→ **SOURCE DATA**:

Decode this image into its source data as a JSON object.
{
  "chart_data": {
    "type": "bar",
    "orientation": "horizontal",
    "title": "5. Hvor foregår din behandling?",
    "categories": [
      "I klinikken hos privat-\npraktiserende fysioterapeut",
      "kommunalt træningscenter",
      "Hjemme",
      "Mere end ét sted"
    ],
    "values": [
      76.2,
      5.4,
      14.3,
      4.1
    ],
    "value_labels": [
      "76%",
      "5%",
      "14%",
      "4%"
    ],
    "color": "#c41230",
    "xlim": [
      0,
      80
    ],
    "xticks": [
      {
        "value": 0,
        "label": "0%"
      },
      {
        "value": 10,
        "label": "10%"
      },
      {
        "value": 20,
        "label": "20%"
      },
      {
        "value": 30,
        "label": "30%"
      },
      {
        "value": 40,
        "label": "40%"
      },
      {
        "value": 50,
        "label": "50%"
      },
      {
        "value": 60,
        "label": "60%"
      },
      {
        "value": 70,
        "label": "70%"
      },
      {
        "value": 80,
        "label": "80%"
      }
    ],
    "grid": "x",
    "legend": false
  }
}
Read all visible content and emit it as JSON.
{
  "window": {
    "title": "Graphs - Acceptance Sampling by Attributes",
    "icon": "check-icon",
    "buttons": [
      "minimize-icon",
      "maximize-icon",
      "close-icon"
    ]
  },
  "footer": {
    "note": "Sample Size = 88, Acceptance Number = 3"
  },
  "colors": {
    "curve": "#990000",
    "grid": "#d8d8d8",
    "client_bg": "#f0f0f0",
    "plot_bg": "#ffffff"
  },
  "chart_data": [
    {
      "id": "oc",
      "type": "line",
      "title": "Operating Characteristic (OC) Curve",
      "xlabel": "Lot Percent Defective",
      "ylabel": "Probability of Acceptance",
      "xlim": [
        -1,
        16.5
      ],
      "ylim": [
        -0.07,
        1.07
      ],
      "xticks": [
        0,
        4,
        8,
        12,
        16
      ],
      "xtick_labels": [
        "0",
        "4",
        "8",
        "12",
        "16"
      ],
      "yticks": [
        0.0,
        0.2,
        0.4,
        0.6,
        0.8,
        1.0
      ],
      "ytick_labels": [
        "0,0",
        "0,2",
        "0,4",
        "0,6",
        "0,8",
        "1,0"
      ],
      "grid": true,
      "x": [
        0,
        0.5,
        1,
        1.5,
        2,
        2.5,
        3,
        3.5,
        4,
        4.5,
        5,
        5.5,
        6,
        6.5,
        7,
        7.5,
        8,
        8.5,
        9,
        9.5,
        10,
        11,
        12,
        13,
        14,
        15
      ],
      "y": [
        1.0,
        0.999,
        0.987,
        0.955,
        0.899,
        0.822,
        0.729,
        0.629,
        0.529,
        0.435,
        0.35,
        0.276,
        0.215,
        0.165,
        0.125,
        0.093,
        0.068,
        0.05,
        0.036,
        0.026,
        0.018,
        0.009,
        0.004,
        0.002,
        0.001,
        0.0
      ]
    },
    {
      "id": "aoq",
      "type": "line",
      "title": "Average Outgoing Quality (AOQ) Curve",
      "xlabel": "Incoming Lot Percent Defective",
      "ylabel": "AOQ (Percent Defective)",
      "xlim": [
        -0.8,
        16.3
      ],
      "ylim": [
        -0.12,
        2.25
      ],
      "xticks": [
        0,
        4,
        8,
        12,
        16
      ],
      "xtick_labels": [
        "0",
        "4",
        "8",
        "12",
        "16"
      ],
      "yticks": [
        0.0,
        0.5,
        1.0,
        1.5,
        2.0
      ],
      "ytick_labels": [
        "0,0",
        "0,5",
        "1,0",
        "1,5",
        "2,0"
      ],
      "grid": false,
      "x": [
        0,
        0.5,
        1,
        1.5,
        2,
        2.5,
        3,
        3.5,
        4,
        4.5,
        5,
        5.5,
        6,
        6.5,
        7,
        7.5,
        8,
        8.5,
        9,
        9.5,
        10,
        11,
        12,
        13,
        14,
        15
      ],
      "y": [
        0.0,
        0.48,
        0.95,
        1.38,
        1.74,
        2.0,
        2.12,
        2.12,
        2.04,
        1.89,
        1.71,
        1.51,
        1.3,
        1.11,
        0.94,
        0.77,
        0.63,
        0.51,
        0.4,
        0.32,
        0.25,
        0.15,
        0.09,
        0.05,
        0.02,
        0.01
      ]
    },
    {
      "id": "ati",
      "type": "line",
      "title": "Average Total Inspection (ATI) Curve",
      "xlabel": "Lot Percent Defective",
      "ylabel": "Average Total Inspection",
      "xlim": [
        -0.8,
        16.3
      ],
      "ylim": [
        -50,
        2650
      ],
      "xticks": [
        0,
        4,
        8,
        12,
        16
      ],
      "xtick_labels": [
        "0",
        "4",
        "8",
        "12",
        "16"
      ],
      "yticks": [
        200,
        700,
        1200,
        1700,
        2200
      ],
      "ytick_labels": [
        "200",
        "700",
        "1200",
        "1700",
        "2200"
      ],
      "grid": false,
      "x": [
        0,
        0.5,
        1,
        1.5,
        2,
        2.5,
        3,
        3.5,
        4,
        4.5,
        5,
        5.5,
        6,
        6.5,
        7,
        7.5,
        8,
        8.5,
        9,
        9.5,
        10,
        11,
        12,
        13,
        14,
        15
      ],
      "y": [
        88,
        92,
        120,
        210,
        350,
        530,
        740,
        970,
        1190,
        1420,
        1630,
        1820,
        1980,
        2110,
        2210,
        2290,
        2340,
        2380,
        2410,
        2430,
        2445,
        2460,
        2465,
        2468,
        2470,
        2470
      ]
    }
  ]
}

→ **TO BE DONE**: Show, from the material above, each line that includes the string "title".

→ **RESULT**:
    "title": "5. Hvor foregår din behandling?",
    "title": "Graphs - Acceptance Sampling by Attributes",
      "title": "Operating Characteristic (OC) Curve",
      "title": "Average Outgoing Quality (AOQ) Curve",
      "title": "Average Total Inspection (ATI) Curve",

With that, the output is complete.